Aim of the task: Write out all of the entries exactly as given.
□ □ □ □ □ □ □
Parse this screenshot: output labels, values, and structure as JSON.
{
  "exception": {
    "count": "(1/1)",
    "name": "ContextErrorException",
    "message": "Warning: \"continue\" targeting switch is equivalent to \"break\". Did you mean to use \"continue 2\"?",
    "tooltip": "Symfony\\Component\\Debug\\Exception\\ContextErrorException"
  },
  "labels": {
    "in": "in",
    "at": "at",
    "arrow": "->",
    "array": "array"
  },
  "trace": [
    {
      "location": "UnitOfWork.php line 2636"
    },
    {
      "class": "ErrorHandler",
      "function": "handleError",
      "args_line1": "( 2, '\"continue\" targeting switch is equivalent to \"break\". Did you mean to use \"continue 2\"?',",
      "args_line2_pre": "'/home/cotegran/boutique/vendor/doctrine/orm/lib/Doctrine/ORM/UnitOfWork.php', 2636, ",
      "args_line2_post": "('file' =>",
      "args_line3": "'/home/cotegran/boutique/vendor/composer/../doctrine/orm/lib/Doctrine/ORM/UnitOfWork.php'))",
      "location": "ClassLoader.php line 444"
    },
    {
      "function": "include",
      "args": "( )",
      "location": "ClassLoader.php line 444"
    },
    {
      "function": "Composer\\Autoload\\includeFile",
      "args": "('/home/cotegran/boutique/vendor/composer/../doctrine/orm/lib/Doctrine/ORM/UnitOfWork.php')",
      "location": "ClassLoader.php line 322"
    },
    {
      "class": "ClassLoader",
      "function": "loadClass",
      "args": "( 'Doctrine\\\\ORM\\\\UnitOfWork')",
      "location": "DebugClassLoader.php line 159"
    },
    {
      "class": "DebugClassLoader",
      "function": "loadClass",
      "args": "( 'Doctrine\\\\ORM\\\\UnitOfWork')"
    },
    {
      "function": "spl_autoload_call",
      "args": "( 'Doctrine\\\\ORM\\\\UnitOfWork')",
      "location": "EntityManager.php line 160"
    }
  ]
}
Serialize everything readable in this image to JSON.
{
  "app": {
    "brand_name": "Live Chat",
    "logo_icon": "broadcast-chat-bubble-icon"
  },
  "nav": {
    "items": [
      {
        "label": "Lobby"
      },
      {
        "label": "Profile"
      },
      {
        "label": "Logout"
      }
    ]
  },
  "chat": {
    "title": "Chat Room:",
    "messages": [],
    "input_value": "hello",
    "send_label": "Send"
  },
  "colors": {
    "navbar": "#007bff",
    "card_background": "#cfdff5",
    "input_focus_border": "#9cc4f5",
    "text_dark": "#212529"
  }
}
□ □ □ □ □ □ □
Solution to this problem:
Parse this screenshot: output labels, values, and structure as JSON.
{
  "exception": {
    "count": "(1/1)",
    "name": "ContextErrorException",
    "message": "Warning: \"continue\" targeting switch is equivalent to \"break\". Did you mean to use \"continue 2\"?",
    "tooltip": "Symfony\\Component\\Debug\\Exception\\ContextErrorException"
  },
  "labels": {
    "in": "in",
    "at": "at",
    "arrow": "->",
    "array": "array"
  },
  "trace": [
    {
      "location": "UnitOfWork.php line 2636"
    },
    {
      "class": "ErrorHandler",
      "function": "handleError",
      "args_line1": "( 2, '\"continue\" targeting switch is equivalent to \"break\". Did you mean to use \"continue 2\"?',",
      "args_line2_pre": "'/home/cotegran/boutique/vendor/doctrine/orm/lib/Doctrine/ORM/UnitOfWork.php', 2636, ",
      "args_line2_post": "('file' =>",
      "args_line3": "'/home/cotegran/boutique/vendor/composer/../doctrine/orm/lib/Doctrine/ORM/UnitOfWork.php'))",
      "location": "ClassLoader.php line 444"
    },
    {
      "function": "include",
      "args": "( )",
      "location": "ClassLoader.php line 444"
    },
    {
      "function": "Composer\\Autoload\\includeFile",
      "args": "('/home/cotegran/boutique/vendor/composer/../doctrine/orm/lib/Doctrine/ORM/UnitOfWork.php')",
      "location": "ClassLoader.php line 322"
    },
    {
      "class": "ClassLoader",
      "function": "loadClass",
      "args": "( 'Doctrine\\\\ORM\\\\UnitOfWork')",
      "location": "DebugClassLoader.php line 159"
    },
    {
      "class": "DebugClassLoader",
      "function": "loadClass",
      "args": "( 'Doctrine\\\\ORM\\\\UnitOfWork')"
    },
    {
      "function": "spl_autoload_call",
      "args": "( 'Doctrine\\\\ORM\\\\UnitOfWork')",
      "location": "EntityManager.php line 160"
    }
  ]
}
Serialize everything readable in this image to JSON.
{
  "app": {
    "brand_name": "Live Chat",
    "logo_icon": "broadcast-chat-bubble-icon"
  },
  "nav": {
    "items": [
      {
        "label": "Lobby"
      },
      {
        "label": "Profile"
      },
      {
        "label": "Logout"
      }
    ]
  },
  "chat": {
    "title": "Chat Room:",
    "messages": [],
    "input_value": "hello",
    "send_label": "Send"
  },
  "colors": {
    "navbar": "#007bff",
    "card_background": "#cfdff5",
    "input_focus_border": "#9cc4f5",
    "text_dark": "#212529"
  }
}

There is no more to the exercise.